- WHAT IS REQUIRED -
Examine the material below. Gather every line in which the string "value" appears.

─── EXTRACTED INFORMATION ───

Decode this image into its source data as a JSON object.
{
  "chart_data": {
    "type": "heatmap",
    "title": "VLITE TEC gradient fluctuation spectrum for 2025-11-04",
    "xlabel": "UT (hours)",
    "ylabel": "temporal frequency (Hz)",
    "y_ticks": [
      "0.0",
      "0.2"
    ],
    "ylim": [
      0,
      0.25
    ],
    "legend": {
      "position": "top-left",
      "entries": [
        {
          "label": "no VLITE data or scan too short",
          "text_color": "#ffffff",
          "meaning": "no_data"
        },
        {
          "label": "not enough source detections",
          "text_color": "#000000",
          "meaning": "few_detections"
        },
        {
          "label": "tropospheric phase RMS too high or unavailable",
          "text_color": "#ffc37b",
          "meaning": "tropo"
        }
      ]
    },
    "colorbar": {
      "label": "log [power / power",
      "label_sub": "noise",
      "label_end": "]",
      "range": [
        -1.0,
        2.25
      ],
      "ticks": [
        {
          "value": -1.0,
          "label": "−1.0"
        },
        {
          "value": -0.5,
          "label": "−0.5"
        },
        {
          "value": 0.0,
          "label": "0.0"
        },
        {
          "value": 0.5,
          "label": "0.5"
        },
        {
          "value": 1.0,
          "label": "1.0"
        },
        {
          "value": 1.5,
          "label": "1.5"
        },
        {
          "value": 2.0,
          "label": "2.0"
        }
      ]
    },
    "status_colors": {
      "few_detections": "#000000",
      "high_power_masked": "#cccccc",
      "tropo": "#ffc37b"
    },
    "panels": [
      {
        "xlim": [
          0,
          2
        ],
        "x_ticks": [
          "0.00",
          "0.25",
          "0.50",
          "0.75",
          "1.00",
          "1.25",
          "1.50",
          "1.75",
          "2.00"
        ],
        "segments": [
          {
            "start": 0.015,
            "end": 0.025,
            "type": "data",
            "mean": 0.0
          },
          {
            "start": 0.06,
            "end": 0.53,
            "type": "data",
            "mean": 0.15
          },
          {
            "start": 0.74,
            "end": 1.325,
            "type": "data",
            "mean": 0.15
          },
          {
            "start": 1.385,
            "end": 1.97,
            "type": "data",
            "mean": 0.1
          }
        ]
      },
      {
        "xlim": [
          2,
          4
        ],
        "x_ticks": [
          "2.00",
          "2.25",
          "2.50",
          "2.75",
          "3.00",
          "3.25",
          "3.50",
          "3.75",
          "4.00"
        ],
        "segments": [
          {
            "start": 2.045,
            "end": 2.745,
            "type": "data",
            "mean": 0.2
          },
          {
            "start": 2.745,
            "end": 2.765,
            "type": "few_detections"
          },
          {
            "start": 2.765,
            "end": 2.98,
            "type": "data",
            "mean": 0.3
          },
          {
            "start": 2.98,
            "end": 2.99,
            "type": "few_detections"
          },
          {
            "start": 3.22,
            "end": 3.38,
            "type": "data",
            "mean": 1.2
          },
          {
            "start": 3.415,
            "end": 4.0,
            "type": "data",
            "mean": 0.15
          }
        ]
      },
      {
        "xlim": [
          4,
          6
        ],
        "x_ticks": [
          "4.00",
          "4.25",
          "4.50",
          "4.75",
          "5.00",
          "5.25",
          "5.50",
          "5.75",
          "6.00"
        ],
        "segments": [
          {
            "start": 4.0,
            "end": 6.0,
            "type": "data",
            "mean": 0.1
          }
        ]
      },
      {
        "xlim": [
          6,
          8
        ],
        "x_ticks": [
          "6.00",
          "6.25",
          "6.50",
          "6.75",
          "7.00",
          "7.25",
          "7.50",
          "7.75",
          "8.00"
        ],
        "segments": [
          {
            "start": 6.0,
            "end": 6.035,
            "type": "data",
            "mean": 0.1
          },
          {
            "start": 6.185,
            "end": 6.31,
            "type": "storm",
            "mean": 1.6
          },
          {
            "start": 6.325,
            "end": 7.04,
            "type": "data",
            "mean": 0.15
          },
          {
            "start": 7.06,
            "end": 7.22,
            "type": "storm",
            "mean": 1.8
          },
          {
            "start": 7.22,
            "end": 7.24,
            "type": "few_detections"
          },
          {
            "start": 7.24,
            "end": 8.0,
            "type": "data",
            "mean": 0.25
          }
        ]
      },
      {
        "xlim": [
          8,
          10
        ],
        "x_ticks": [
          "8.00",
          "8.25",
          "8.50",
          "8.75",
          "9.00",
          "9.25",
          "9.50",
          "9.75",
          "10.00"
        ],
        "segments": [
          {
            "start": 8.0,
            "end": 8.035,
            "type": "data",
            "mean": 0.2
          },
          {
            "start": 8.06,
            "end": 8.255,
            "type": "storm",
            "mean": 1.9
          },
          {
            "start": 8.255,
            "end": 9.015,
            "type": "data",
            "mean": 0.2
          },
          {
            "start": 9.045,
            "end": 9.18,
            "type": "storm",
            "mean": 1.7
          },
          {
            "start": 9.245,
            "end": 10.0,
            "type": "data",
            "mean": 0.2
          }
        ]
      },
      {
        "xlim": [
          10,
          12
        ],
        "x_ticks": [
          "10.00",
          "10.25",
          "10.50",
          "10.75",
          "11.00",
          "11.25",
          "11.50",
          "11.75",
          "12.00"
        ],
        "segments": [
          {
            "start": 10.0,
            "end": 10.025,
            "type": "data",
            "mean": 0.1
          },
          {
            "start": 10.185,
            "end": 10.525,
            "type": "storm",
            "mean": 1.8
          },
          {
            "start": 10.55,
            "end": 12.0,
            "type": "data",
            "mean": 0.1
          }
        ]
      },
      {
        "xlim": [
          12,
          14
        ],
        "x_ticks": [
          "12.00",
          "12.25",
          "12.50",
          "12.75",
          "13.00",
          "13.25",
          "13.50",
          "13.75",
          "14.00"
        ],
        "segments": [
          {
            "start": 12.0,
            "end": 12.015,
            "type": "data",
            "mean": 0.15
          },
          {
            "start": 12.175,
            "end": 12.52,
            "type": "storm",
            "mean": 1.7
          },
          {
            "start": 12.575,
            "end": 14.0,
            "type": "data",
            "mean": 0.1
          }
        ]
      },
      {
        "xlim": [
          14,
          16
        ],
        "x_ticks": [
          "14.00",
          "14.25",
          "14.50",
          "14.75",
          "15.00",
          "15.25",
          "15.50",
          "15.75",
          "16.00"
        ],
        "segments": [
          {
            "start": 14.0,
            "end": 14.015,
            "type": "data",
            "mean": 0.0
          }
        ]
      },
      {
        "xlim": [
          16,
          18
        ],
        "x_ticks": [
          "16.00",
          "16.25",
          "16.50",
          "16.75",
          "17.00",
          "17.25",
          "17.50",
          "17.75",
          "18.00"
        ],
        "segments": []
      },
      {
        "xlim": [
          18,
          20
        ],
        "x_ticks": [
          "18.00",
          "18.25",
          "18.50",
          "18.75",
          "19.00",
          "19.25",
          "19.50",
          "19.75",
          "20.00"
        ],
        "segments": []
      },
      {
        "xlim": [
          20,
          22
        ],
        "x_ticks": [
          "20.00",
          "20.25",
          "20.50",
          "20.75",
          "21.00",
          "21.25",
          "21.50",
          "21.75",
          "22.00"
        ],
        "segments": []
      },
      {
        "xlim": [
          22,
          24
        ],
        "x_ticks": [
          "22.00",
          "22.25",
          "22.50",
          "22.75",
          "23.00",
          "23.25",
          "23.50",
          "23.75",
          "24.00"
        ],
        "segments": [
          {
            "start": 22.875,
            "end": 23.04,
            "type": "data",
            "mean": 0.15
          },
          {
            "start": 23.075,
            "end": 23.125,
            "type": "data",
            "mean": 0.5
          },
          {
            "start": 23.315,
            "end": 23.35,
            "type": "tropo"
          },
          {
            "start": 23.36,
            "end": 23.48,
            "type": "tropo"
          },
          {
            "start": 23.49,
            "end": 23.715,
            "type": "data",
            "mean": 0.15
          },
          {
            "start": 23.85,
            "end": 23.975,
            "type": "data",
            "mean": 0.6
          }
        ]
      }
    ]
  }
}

───

- RESPONSE -
          "value": -1.0,
          "value": -0.5,
          "value": 0.0,
          "value": 0.5,
          "value": 1.0,
          "value": 1.5,
          "value": 2.0,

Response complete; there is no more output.